***** RECORDS FOR THE EXERCISE *****

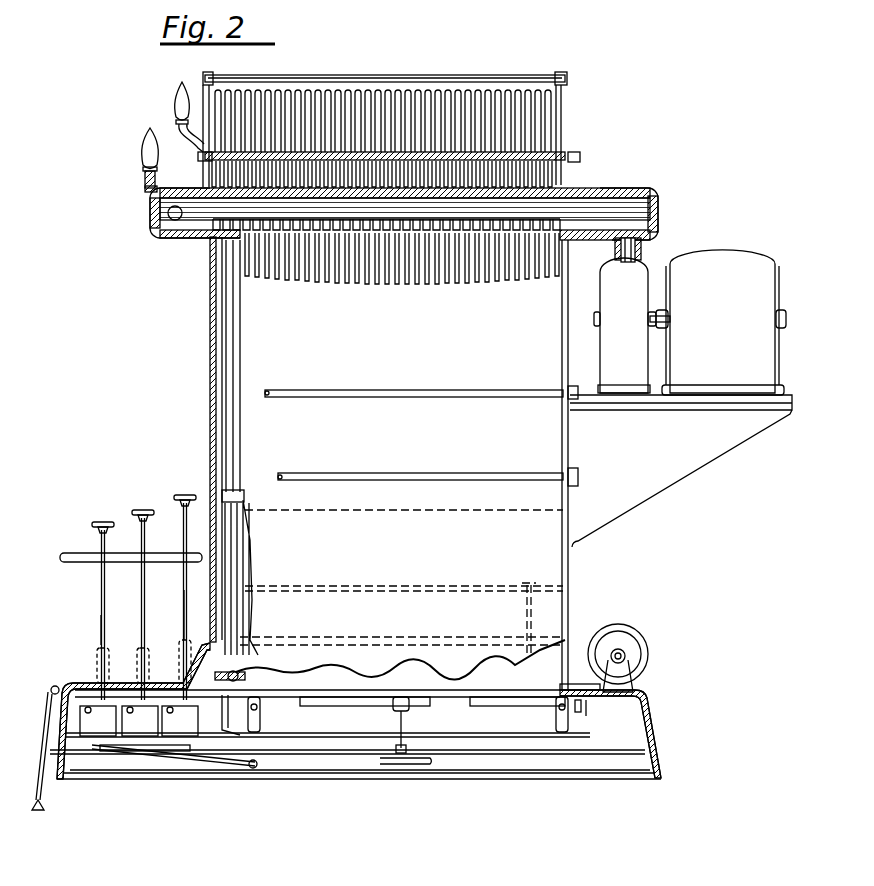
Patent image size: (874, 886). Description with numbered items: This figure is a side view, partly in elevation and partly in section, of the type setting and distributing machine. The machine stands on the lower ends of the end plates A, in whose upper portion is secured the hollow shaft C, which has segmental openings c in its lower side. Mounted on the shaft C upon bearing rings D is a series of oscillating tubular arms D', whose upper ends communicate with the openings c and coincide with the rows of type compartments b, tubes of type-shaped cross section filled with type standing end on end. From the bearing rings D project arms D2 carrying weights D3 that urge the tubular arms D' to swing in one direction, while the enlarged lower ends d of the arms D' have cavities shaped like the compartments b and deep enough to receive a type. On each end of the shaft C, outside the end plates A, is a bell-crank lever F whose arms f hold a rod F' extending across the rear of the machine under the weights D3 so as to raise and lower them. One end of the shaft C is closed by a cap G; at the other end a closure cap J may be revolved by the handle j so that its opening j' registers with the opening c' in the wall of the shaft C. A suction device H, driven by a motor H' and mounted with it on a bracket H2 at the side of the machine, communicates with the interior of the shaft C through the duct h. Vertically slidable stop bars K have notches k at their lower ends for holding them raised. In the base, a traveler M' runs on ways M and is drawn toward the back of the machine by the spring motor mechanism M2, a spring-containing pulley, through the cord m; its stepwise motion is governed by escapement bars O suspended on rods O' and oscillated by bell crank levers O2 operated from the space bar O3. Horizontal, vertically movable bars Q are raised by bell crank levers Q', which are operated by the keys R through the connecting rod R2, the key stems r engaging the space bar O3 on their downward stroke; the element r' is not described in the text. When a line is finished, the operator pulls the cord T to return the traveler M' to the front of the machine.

The end plates A is at (208, 352).
The hollow shaft C is at (592, 208).
The segmental openings c is at (408, 192).
The opening in shaft wall c' is at (151, 221).
The bearing rings D is at (205, 366).
The oscillating tubular arms D' is at (363, 279).
The arms D2 is at (545, 170).
The weights D3 is at (552, 112).
The lower ends of tubular arms d is at (243, 500).
The type compartments b is at (228, 555).
The bell-crank lever F is at (186, 119).
The rod F' is at (385, 100).
The arms of bell-crank levers f is at (204, 168).
The cap G is at (646, 192).
The duct h is at (643, 256).
The suction device H is at (625, 325).
The motor H' is at (718, 322).
The bracket H2 is at (681, 471).
The closure cap J is at (158, 238).
The handle j is at (137, 158).
The opening in cap j' is at (135, 199).
The stop bars K is at (272, 671).
The notches k is at (228, 675).
The ways M is at (592, 713).
The traveler M' is at (232, 713).
The spring motor mechanism M2 is at (626, 637).
The cord m is at (548, 690).
The escapement bars O is at (327, 686).
The rods O' is at (405, 769).
The bell crank levers O2 is at (408, 730).
The space bar O3 is at (134, 748).
The horizontal vertically movable bars Q is at (432, 712).
The bell crank levers Q' is at (423, 720).
The keys R is at (102, 520).
The connecting rod R2 is at (444, 746).
The stems of keys r is at (113, 616).
The rod r' is at (172, 614).
The cord T is at (53, 686).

*****

Transcribe every entry above word for word, leaving out the pictures.

Patent image size: (874, 886). Description with numbered items: This figure is a side view, partly in elevation and partly in section, of the type setting and distributing machine. The machine stands on the lower ends of the end plates A, in whose upper portion is secured the hollow shaft C, which has segmental openings c in its lower side. Mounted on the shaft C upon bearing rings D is a series of oscillating tubular arms D', whose upper ends communicate with the openings c and coincide with the rows of type compartments b, tubes of type-shaped cross section filled with type standing end on end. From the bearing rings D project arms D2 carrying weights D3 that urge the tubular arms D' to swing in one direction, while the enlarged lower ends d of the arms D' have cavities shaped like the compartments b and deep enough to receive a type. On each end of the shaft C, outside the end plates A, is a bell-crank lever F whose arms f hold a rod F' extending across the rear of the machine under the weights D3 so as to raise and lower them. One end of the shaft C is closed by a cap G; at the other end a closure cap J may be revolved by the handle j so that its opening j' registers with the opening c' in the wall of the shaft C. A suction device H, driven by a motor H' and mounted with it on a bracket H2 at the side of the machine, communicates with the interior of the shaft C through the duct h. Vertically slidable stop bars K have notches k at their lower ends for holding them raised. In the base, a traveler M' runs on ways M and is drawn toward the back of the machine by the spring motor mechanism M2, a spring-containing pulley, through the cord m; its stepwise motion is governed by escapement bars O suspended on rods O' and oscillated by bell crank levers O2 operated from the space bar O3. Horizontal, vertically movable bars Q are raised by bell crank levers Q', which are operated by the keys R through the connecting rod R2, the key stems r engaging the space bar O3 on their downward stroke; the element r' is not described in the text. When a line is finished, the operator pulls the cord T to return the traveler M' to the front of the machine.

The end plates A is at (208, 352).
The hollow shaft C is at (592, 208).
The segmental openings c is at (408, 192).
The opening in shaft wall c' is at (151, 221).
The bearing rings D is at (205, 366).
The oscillating tubular arms D' is at (363, 279).
The arms D2 is at (545, 170).
The weights D3 is at (552, 112).
The lower ends of tubular arms d is at (243, 500).
The type compartments b is at (228, 555).
The bell-crank lever F is at (186, 119).
The rod F' is at (385, 100).
The arms of bell-crank levers f is at (204, 168).
The cap G is at (646, 192).
The duct h is at (643, 256).
The suction device H is at (625, 325).
The motor H' is at (718, 322).
The bracket H2 is at (681, 471).
The closure cap J is at (158, 238).
The handle j is at (137, 158).
The opening in cap j' is at (135, 199).
The stop bars K is at (272, 671).
The notches k is at (228, 675).
The ways M is at (592, 713).
The traveler M' is at (232, 713).
The spring motor mechanism M2 is at (626, 637).
The cord m is at (548, 690).
The escapement bars O is at (327, 686).
The rods O' is at (405, 769).
The bell crank levers O2 is at (408, 730).
The space bar O3 is at (134, 748).
The horizontal vertically movable bars Q is at (432, 712).
The bell crank levers Q' is at (423, 720).
The keys R is at (102, 520).
The connecting rod R2 is at (444, 746).
The stems of keys r is at (113, 616).
The rod r' is at (172, 614).
The cord T is at (53, 686).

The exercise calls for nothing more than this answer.